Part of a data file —
....

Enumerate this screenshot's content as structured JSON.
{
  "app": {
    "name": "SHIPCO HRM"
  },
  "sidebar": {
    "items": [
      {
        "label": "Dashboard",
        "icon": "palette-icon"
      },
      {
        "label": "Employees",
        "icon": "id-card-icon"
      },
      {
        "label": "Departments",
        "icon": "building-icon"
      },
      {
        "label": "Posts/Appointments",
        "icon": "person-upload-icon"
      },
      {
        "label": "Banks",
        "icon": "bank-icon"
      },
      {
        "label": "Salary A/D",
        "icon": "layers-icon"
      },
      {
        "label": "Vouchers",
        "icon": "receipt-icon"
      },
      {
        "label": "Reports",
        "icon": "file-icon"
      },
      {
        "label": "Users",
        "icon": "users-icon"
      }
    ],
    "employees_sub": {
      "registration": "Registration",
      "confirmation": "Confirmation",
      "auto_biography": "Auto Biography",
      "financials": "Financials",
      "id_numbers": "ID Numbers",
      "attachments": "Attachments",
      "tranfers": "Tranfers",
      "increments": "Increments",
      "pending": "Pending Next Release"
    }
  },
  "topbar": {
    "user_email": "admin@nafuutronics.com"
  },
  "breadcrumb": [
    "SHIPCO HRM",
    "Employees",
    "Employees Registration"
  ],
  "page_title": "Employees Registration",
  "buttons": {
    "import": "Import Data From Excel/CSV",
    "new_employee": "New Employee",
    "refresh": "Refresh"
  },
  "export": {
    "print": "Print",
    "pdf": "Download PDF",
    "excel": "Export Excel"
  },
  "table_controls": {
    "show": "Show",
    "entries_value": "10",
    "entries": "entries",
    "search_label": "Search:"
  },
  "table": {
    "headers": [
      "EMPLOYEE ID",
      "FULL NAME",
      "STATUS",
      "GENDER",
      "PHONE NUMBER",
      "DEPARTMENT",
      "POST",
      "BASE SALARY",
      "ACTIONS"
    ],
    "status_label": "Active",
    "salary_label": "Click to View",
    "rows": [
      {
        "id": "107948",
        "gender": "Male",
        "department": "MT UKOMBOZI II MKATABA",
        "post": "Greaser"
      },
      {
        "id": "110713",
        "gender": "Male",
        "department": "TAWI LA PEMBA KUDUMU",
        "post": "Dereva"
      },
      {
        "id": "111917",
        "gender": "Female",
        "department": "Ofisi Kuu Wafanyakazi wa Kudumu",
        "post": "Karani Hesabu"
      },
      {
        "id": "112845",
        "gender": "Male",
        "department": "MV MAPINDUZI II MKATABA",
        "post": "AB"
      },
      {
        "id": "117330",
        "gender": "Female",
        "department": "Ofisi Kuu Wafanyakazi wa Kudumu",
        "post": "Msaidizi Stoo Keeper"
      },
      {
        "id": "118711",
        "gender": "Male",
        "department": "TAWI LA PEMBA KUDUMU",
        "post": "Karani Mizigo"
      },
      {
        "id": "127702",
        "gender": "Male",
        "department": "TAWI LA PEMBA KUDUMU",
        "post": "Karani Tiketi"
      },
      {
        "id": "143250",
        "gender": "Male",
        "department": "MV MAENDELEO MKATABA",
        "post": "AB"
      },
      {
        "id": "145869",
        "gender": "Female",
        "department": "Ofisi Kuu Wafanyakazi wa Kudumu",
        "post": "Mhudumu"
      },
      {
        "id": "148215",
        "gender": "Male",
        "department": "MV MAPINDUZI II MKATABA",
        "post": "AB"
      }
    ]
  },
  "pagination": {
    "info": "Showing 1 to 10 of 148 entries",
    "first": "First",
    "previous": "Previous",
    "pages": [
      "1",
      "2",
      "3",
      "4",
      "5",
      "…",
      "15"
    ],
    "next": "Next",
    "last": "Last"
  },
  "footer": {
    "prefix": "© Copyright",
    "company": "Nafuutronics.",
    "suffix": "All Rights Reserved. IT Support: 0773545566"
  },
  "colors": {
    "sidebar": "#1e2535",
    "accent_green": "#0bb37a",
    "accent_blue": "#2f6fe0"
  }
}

....

What this task involves — Could you reproduce every record above exactly as it appears?

Solution —
Enumerate this screenshot's content as structured JSON.
{
  "app": {
    "name": "SHIPCO HRM"
  },
  "sidebar": {
    "items": [
      {
        "label": "Dashboard",
        "icon": "palette-icon"
      },
      {
        "label": "Employees",
        "icon": "id-card-icon"
      },
      {
        "label": "Departments",
        "icon": "building-icon"
      },
      {
        "label": "Posts/Appointments",
        "icon": "person-upload-icon"
      },
      {
        "label": "Banks",
        "icon": "bank-icon"
      },
      {
        "label": "Salary A/D",
        "icon": "layers-icon"
      },
      {
        "label": "Vouchers",
        "icon": "receipt-icon"
      },
      {
        "label": "Reports",
        "icon": "file-icon"
      },
      {
        "label": "Users",
        "icon": "users-icon"
      }
    ],
    "employees_sub": {
      "registration": "Registration",
      "confirmation": "Confirmation",
      "auto_biography": "Auto Biography",
      "financials": "Financials",
      "id_numbers": "ID Numbers",
      "attachments": "Attachments",
      "tranfers": "Tranfers",
      "increments": "Increments",
      "pending": "Pending Next Release"
    }
  },
  "topbar": {
    "user_email": "admin@nafuutronics.com"
  },
  "breadcrumb": [
    "SHIPCO HRM",
    "Employees",
    "Employees Registration"
  ],
  "page_title": "Employees Registration",
  "buttons": {
    "import": "Import Data From Excel/CSV",
    "new_employee": "New Employee",
    "refresh": "Refresh"
  },
  "export": {
    "print": "Print",
    "pdf": "Download PDF",
    "excel": "Export Excel"
  },
  "table_controls": {
    "show": "Show",
    "entries_value": "10",
    "entries": "entries",
    "search_label": "Search:"
  },
  "table": {
    "headers": [
      "EMPLOYEE ID",
      "FULL NAME",
      "STATUS",
      "GENDER",
      "PHONE NUMBER",
      "DEPARTMENT",
      "POST",
      "BASE SALARY",
      "ACTIONS"
    ],
    "status_label": "Active",
    "salary_label": "Click to View",
    "rows": [
      {
        "id": "107948",
        "gender": "Male",
        "department": "MT UKOMBOZI II MKATABA",
        "post": "Greaser"
      },
      {
        "id": "110713",
        "gender": "Male",
        "department": "TAWI LA PEMBA KUDUMU",
        "post": "Dereva"
      },
      {
        "id": "111917",
        "gender": "Female",
        "department": "Ofisi Kuu Wafanyakazi wa Kudumu",
        "post": "Karani Hesabu"
      },
      {
        "id": "112845",
        "gender": "Male",
        "department": "MV MAPINDUZI II MKATABA",
        "post": "AB"
      },
      {
        "id": "117330",
        "gender": "Female",
        "department": "Ofisi Kuu Wafanyakazi wa Kudumu",
        "post": "Msaidizi Stoo Keeper"
      },
      {
        "id": "118711",
        "gender": "Male",
        "department": "TAWI LA PEMBA KUDUMU",
        "post": "Karani Mizigo"
      },
      {
        "id": "127702",
        "gender": "Male",
        "department": "TAWI LA PEMBA KUDUMU",
        "post": "Karani Tiketi"
      },
      {
        "id": "143250",
        "gender": "Male",
        "department": "MV MAENDELEO MKATABA",
        "post": "AB"
      },
      {
        "id": "145869",
        "gender": "Female",
        "department": "Ofisi Kuu Wafanyakazi wa Kudumu",
        "post": "Mhudumu"
      },
      {
        "id": "148215",
        "gender": "Male",
        "department": "MV MAPINDUZI II MKATABA",
        "post": "AB"
      }
    ]
  },
  "pagination": {
    "info": "Showing 1 to 10 of 148 entries",
    "first": "First",
    "previous": "Previous",
    "pages": [
      "1",
      "2",
      "3",
      "4",
      "5",
      "…",
      "15"
    ],
    "next": "Next",
    "last": "Last"
  },
  "footer": {
    "prefix": "© Copyright",
    "company": "Nafuutronics.",
    "suffix": "All Rights Reserved. IT Support: 0773545566"
  },
  "colors": {
    "sidebar": "#1e2535",
    "accent_green": "#0bb37a",
    "accent_blue": "#2f6fe0"
  }
}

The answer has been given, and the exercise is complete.